Answer with one number: how many lines have "page".

Extracted records
------------------------------------
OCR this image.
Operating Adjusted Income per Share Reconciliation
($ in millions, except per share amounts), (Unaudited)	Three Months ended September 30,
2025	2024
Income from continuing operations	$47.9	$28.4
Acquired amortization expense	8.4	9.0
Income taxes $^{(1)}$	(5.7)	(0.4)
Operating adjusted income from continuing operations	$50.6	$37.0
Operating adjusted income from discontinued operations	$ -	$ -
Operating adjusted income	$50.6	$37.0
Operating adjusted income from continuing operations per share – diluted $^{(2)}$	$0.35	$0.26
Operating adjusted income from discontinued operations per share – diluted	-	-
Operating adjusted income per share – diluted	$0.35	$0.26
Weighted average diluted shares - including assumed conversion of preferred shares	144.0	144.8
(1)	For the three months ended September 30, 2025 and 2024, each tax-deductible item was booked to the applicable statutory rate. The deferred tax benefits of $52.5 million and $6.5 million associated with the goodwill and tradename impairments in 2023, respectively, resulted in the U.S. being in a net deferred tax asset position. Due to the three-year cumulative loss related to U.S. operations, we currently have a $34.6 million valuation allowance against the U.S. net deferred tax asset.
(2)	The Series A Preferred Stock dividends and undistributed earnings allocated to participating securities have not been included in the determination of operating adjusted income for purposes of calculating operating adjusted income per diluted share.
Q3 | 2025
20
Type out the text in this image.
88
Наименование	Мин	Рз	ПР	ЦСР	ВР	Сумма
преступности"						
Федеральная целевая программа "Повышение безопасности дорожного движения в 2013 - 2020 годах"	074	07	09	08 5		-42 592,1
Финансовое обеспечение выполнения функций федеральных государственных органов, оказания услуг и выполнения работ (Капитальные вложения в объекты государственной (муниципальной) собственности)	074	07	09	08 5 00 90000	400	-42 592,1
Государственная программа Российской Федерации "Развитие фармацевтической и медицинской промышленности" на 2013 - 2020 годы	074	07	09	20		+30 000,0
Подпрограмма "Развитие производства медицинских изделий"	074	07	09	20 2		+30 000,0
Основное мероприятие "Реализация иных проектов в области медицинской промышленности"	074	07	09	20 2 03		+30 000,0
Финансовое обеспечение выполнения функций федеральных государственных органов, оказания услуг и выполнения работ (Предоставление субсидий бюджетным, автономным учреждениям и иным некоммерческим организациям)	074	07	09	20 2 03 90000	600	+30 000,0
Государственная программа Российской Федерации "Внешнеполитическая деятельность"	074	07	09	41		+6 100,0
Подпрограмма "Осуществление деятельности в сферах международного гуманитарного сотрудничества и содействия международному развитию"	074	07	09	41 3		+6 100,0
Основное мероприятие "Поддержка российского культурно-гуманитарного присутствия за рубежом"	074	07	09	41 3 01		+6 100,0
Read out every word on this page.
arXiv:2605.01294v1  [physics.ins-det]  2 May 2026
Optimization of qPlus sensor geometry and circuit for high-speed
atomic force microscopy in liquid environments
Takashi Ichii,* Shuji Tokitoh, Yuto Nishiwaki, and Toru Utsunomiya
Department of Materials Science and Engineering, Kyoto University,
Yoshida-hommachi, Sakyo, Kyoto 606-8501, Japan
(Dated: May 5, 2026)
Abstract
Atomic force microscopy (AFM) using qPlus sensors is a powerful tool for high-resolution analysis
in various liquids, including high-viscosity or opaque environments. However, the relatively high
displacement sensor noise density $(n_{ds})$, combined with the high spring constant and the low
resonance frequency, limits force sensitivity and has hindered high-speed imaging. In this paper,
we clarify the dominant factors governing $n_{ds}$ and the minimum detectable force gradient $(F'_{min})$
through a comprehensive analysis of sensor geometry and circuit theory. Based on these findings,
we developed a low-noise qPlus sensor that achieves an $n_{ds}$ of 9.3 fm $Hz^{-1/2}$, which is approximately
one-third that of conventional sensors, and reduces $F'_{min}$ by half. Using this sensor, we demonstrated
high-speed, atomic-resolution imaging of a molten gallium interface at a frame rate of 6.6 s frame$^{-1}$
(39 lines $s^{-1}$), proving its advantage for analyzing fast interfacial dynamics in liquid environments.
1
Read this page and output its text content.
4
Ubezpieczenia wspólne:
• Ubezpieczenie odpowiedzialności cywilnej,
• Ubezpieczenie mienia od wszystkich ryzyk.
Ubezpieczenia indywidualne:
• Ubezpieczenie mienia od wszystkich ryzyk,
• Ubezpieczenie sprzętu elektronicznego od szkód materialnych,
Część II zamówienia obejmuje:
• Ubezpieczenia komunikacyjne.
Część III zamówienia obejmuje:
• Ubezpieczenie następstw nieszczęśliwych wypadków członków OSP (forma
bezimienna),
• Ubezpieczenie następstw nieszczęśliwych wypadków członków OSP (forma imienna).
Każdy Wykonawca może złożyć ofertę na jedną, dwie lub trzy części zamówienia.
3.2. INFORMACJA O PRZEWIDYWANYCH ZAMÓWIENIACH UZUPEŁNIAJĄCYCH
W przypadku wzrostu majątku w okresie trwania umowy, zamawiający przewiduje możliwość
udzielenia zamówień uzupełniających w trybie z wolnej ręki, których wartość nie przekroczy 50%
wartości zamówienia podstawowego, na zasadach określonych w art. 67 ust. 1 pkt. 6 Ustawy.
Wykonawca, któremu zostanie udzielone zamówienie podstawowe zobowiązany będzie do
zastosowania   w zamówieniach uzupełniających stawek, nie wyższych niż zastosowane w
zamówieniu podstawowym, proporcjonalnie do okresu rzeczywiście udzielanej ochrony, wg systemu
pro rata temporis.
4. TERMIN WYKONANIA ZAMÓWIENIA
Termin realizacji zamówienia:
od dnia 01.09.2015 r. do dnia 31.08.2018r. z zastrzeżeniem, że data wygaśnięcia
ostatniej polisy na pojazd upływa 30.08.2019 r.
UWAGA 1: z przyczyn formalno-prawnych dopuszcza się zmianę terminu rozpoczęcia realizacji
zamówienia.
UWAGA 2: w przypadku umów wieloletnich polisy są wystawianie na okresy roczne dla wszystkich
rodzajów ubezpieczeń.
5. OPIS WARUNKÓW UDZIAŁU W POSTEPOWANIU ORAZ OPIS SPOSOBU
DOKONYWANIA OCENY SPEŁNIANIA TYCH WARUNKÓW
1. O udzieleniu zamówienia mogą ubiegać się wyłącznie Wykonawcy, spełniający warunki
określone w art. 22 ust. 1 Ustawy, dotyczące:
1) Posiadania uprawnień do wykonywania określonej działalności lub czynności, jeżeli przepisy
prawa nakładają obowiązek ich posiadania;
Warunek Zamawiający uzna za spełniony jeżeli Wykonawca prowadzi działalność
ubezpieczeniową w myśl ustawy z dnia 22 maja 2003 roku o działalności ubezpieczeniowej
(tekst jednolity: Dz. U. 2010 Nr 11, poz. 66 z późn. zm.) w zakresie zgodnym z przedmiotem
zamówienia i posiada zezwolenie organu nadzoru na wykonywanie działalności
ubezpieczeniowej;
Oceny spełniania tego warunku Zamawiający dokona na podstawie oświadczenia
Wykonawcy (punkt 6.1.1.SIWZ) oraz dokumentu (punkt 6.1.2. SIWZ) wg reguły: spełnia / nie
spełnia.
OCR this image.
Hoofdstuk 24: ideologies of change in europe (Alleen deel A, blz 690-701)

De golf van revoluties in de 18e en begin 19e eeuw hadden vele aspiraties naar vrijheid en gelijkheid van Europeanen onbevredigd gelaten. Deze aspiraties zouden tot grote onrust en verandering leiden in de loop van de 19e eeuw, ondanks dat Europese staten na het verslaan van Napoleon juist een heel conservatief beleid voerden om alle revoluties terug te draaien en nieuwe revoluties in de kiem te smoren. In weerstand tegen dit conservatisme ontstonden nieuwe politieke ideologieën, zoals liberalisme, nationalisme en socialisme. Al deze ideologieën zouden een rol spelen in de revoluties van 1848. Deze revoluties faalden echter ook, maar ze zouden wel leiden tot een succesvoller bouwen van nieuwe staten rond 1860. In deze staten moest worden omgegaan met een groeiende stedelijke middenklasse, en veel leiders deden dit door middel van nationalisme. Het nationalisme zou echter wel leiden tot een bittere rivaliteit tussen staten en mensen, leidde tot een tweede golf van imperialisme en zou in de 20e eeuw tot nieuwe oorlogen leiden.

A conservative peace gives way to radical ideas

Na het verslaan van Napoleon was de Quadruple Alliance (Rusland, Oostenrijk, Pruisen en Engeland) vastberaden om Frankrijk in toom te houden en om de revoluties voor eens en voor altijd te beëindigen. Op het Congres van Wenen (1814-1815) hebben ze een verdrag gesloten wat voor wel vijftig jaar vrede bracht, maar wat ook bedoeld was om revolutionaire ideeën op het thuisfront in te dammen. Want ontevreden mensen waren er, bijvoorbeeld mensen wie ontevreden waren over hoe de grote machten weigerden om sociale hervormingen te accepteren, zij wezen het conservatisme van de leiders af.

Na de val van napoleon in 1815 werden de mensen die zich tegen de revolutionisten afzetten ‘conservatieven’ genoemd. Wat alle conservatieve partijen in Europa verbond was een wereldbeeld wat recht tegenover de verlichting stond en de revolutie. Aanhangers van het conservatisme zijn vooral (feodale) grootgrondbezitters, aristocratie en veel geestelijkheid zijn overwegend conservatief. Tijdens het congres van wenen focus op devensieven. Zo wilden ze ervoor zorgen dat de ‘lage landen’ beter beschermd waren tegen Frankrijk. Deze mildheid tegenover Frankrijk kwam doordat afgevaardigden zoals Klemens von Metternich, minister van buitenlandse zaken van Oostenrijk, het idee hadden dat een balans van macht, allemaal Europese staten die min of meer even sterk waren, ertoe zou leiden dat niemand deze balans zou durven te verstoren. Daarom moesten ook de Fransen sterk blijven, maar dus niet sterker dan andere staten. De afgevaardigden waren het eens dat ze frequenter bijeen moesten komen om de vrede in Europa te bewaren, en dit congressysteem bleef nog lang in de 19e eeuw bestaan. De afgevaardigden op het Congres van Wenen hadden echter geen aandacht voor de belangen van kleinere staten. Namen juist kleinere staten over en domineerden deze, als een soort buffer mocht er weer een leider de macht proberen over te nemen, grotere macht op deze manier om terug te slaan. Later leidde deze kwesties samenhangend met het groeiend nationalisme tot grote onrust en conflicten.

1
------------------------------------
#### Full response:
2